Collected data entries

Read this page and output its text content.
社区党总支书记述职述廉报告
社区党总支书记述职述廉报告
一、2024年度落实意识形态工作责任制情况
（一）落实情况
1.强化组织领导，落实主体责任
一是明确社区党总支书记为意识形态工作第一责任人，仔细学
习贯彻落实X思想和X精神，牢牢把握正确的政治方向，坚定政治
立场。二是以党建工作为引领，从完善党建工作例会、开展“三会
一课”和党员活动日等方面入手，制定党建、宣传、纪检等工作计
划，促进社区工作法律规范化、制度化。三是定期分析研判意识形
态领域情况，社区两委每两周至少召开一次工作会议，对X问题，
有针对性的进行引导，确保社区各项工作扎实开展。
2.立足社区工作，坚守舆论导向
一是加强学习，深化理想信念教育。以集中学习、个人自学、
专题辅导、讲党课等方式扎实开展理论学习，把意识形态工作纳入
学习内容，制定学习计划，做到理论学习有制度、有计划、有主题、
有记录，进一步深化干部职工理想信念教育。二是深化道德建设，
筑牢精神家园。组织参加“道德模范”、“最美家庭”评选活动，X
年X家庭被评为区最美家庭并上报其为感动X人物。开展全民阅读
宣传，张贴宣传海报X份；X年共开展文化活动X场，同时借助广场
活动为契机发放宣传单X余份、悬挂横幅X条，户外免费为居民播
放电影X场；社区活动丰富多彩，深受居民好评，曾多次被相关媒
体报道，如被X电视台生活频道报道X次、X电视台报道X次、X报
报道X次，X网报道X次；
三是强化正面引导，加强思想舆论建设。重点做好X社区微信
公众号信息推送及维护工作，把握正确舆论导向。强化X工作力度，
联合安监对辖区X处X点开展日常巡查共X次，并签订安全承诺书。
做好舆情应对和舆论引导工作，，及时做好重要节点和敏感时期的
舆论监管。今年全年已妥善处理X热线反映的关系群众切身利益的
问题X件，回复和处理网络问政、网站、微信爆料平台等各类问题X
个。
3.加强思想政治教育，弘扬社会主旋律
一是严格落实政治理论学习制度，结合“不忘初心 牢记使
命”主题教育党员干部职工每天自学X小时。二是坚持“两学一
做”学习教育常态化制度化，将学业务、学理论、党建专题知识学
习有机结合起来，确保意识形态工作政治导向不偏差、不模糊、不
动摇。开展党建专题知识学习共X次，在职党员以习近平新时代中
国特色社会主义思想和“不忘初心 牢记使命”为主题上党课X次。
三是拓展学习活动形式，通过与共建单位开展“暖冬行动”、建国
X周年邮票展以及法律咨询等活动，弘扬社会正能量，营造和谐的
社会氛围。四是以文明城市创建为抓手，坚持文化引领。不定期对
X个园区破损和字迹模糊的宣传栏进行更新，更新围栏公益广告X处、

Your instructions –
Reproduce all of the data exactly as given.

Full solution –
Read this page and output its text content.
社区党总支书记述职述廉报告
社区党总支书记述职述廉报告
一、2024年度落实意识形态工作责任制情况
（一）落实情况
1.强化组织领导，落实主体责任
一是明确社区党总支书记为意识形态工作第一责任人，仔细学
习贯彻落实X思想和X精神，牢牢把握正确的政治方向，坚定政治
立场。二是以党建工作为引领，从完善党建工作例会、开展“三会
一课”和党员活动日等方面入手，制定党建、宣传、纪检等工作计
划，促进社区工作法律规范化、制度化。三是定期分析研判意识形
态领域情况，社区两委每两周至少召开一次工作会议，对X问题，
有针对性的进行引导，确保社区各项工作扎实开展。
2.立足社区工作，坚守舆论导向
一是加强学习，深化理想信念教育。以集中学习、个人自学、
专题辅导、讲党课等方式扎实开展理论学习，把意识形态工作纳入
学习内容，制定学习计划，做到理论学习有制度、有计划、有主题、
有记录，进一步深化干部职工理想信念教育。二是深化道德建设，
筑牢精神家园。组织参加“道德模范”、“最美家庭”评选活动，X
年X家庭被评为区最美家庭并上报其为感动X人物。开展全民阅读
宣传，张贴宣传海报X份；X年共开展文化活动X场，同时借助广场
活动为契机发放宣传单X余份、悬挂横幅X条，户外免费为居民播
放电影X场；社区活动丰富多彩，深受居民好评，曾多次被相关媒
体报道，如被X电视台生活频道报道X次、X电视台报道X次、X报
报道X次，X网报道X次；
三是强化正面引导，加强思想舆论建设。重点做好X社区微信
公众号信息推送及维护工作，把握正确舆论导向。强化X工作力度，
联合安监对辖区X处X点开展日常巡查共X次，并签订安全承诺书。
做好舆情应对和舆论引导工作，，及时做好重要节点和敏感时期的
舆论监管。今年全年已妥善处理X热线反映的关系群众切身利益的
问题X件，回复和处理网络问政、网站、微信爆料平台等各类问题X
个。
3.加强思想政治教育，弘扬社会主旋律
一是严格落实政治理论学习制度，结合“不忘初心 牢记使
命”主题教育党员干部职工每天自学X小时。二是坚持“两学一
做”学习教育常态化制度化，将学业务、学理论、党建专题知识学
习有机结合起来，确保意识形态工作政治导向不偏差、不模糊、不
动摇。开展党建专题知识学习共X次，在职党员以习近平新时代中
国特色社会主义思想和“不忘初心 牢记使命”为主题上党课X次。
三是拓展学习活动形式，通过与共建单位开展“暖冬行动”、建国
X周年邮票展以及法律咨询等活动，弘扬社会正能量，营造和谐的
社会氛围。四是以文明城市创建为抓手，坚持文化引领。不定期对
X个园区破损和字迹模糊的宣传栏进行更新，更新围栏公益广告X处、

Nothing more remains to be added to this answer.